EXTRACTED ENTRIES:
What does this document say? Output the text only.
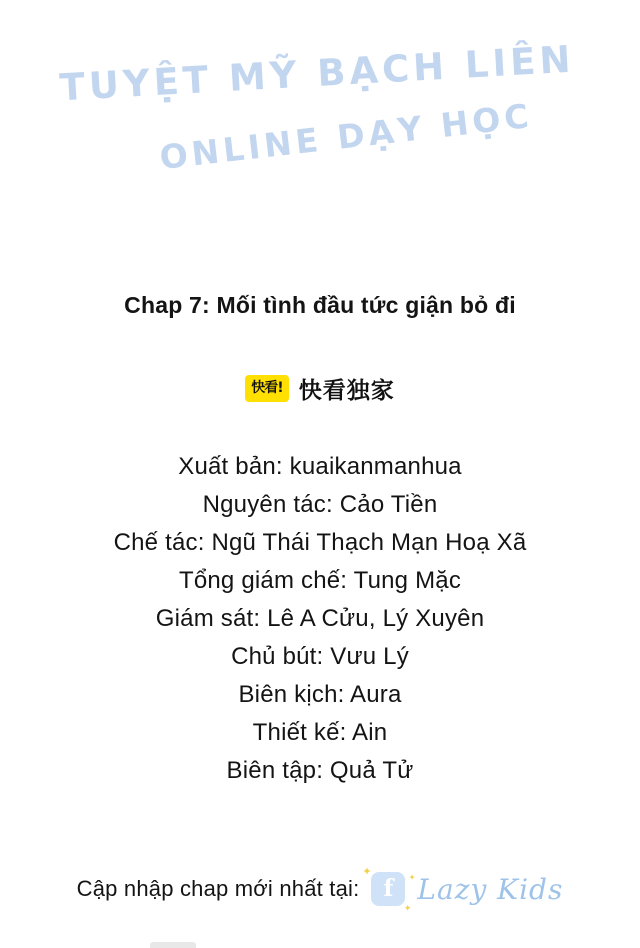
TUYỆT MỸ BẠCH LIÊN
ONLINE DẠY HỌC
Chap 7: Mối tình đầu tức giận bỏ đi
快看! 快看独家
Xuất bản: kuaikanmanhua
Nguyên tác: Cảo Tiền
Chế tác: Ngũ Thái Thạch Mạn Hoạ Xã
Tổng giám chế: Tung Mặc
Giám sát: Lê A Cửu, Lý Xuyên
Chủ bút: Vưu Lý
Biên kịch: Aura
Thiết kế: Ain
Biên tập: Quả Tử
Cập nhập chap mới nhất tại:	f
✦	✦
✦
Lazy Kids
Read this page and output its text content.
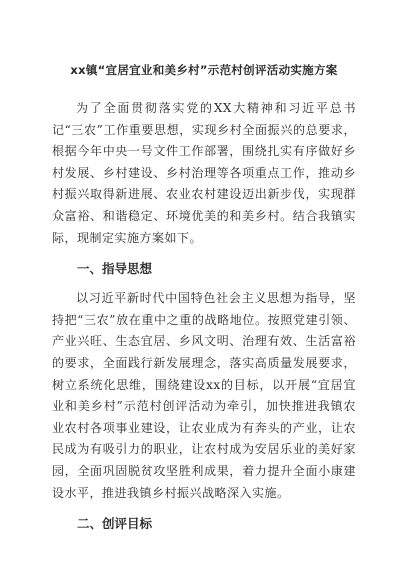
xx镇“宜居宜业和美乡村”示范村创评活动实施方案

为了全面贯彻落实党的XX大精神和习近平总书记“三农”工作重要思想，实现乡村全面振兴的总要求，根据今年中央一号文件工作部署，围绕扎实有序做好乡村发展、乡村建设、乡村治理等各项重点工作，推动乡村振兴取得新进展、农业农村建设迈出新步伐，实现群众富裕、和谐稳定、环境优美的和美乡村。结合我镇实际，现制定实施方案如下。

一、指导思想

以习近平新时代中国特色社会主义思想为指导，坚持把“三农”放在重中之重的战略地位。按照党建引领、产业兴旺、生态宜居、乡风文明、治理有效、生活富裕的要求，全面践行新发展理念，落实高质量发展要求，树立系统化思维，围绕建设xx的目标，以开展“宜居宜业和美乡村”示范村创评活动为牵引，加快推进我镇农业农村各项事业建设，让农业成为有奔头的产业，让农民成为有吸引力的职业，让农村成为安居乐业的美好家园，全面巩固脱贫攻坚胜利成果，着力提升全面小康建设水平，推进我镇乡村振兴战略深入实施。

二、创评目标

PROBLEM DETAILS:
Copy out, unchanged, the span of lines beginning with the one that includes "Read this page and output its text content." and running through the final line of the material above. Leave the pictures out.

SOLUTION FOR THIS TASK:
Read this page and output its text content.
xx镇“宜居宜业和美乡村”示范村创评活动实施方案

为了全面贯彻落实党的XX大精神和习近平总书记“三农”工作重要思想，实现乡村全面振兴的总要求，根据今年中央一号文件工作部署，围绕扎实有序做好乡村发展、乡村建设、乡村治理等各项重点工作，推动乡村振兴取得新进展、农业农村建设迈出新步伐，实现群众富裕、和谐稳定、环境优美的和美乡村。结合我镇实际，现制定实施方案如下。

一、指导思想

以习近平新时代中国特色社会主义思想为指导，坚持把“三农”放在重中之重的战略地位。按照党建引领、产业兴旺、生态宜居、乡风文明、治理有效、生活富裕的要求，全面践行新发展理念，落实高质量发展要求，树立系统化思维，围绕建设xx的目标，以开展“宜居宜业和美乡村”示范村创评活动为牵引，加快推进我镇农业农村各项事业建设，让农业成为有奔头的产业，让农民成为有吸引力的职业，让农村成为安居乐业的美好家园，全面巩固脱贫攻坚胜利成果，着力提升全面小康建设水平，推进我镇乡村振兴战略深入实施。

二、创评目标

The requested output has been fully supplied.